● Problem A: List every command-line invocation shown in the mailing-list post about Python imports and packages, one per line.

● Text segment:
━━━━━━━━━━━━━━━━

Question about imports and packages

Steven D'Aprano steve+comp.lang.python at pearwood.info
Wed May 25 04:27:14 EDT 2016


On Wednesday 25 May 2016 14:39, Ben Finney wrote:

> What the Python import system expects you to do is::
> 
> cd ../
> python3 -m fnord.foo

I don't think you even need to do the cd provided the fnord directory is inside 
a directory on the path. It only gets complicated if fnord cannot be found by 
the import system.


> To me, that makes Python at a severe handicap as a simple-to-use
> scripting language.

There's something to what you say, but I don't think it's quite that bad. To 
me, "simple to use" means a stand-alone, single file .py file that only imports 
modules in the standard library or site-packages (including the per-user 
directories). So long as your script is a single file, you can always run it 
the old fashioned way:

python /path/to/my/script.py

and it will Just Work.

━━━━━━━━━━━━━━━━

● Provided entries:
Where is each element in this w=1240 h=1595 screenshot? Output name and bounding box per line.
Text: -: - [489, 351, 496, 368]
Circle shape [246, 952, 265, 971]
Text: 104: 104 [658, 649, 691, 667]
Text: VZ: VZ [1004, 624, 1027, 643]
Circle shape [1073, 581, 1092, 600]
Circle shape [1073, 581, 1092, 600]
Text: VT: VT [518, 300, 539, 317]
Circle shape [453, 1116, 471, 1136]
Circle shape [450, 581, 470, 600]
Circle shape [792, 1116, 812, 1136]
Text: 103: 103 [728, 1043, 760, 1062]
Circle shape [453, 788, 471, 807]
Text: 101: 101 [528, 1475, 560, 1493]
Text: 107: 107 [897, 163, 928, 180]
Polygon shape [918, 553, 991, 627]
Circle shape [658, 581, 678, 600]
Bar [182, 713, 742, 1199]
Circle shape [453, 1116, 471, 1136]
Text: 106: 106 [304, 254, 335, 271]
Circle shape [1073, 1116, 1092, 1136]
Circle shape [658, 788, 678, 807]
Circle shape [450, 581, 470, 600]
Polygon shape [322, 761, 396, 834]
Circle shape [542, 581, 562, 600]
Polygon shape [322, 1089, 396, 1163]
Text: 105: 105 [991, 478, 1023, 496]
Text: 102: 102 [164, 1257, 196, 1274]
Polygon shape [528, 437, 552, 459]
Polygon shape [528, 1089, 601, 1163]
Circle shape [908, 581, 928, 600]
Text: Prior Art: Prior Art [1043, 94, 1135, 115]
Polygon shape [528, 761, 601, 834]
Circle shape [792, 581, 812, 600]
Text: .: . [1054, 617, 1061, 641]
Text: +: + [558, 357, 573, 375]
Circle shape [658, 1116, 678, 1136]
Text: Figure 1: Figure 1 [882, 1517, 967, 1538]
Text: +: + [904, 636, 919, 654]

━━━━━━━━━━━━━━━━

● Problem B: Reproduce the entries verbatim from the first entry up to and including the entry containing "Circle shape [453, 788, 471, 807]".

● Written response A:
cd ../
python3 -m fnord.foo
python /path/to/my/script.py

● Written response B:
Where is each element in this w=1240 h=1595 screenshot? Output name and bounding box per line.
Text: -: - [489, 351, 496, 368]
Circle shape [246, 952, 265, 971]
Text: 104: 104 [658, 649, 691, 667]
Text: VZ: VZ [1004, 624, 1027, 643]
Circle shape [1073, 581, 1092, 600]
Circle shape [1073, 581, 1092, 600]
Text: VT: VT [518, 300, 539, 317]
Circle shape [453, 1116, 471, 1136]
Circle shape [450, 581, 470, 600]
Circle shape [792, 1116, 812, 1136]
Text: 103: 103 [728, 1043, 760, 1062]
Circle shape [453, 788, 471, 807]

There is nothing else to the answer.